Problem details »
Return all lines in the material below that contain "Impedansi".

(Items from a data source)
[BEGIN]

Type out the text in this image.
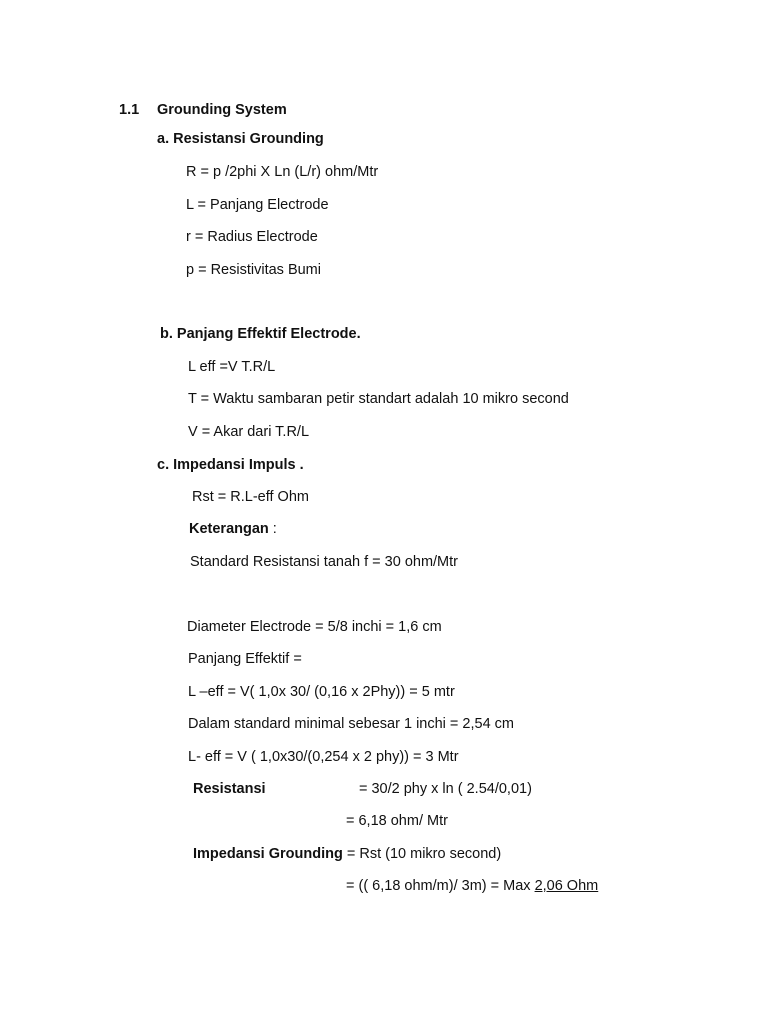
1.1 Grounding System
a. Resistansi Grounding
R = p /2phi X Ln (L/r) ohm/Mtr
L = Panjang Electrode
r = Radius Electrode
p = Resistivitas Bumi
b. Panjang Effektif Electrode.
L eff =V T.R/L
T = Waktu sambaran petir standart adalah 10 mikro second
V = Akar dari T.R/L
c. Impedansi Impuls .
Rst = R.L-eff Ohm
Keterangan :
Standard Resistansi tanah f = 30 ohm/Mtr
Diameter Electrode = 5/8 inchi = 1,6 cm
Panjang Effektif =
L –eff = V( 1,0x 30/ (0,16 x 2Phy)) = 5 mtr
Dalam standard minimal sebesar 1 inchi = 2,54 cm
L- eff = V ( 1,0x30/(0,254 x 2 phy)) = 3 Mtr
Resistansi	= 30/2 phy x ln ( 2.54/0,01)
= 6,18 ohm/ Mtr
Impedansi Grounding = Rst (10 mikro second)
= (( 6,18 ohm/m)/ 3m) = Max 2,06 Ohm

[END]

Expected output »
c. Impedansi Impuls .
Impedansi Grounding = Rst (10 mikro second)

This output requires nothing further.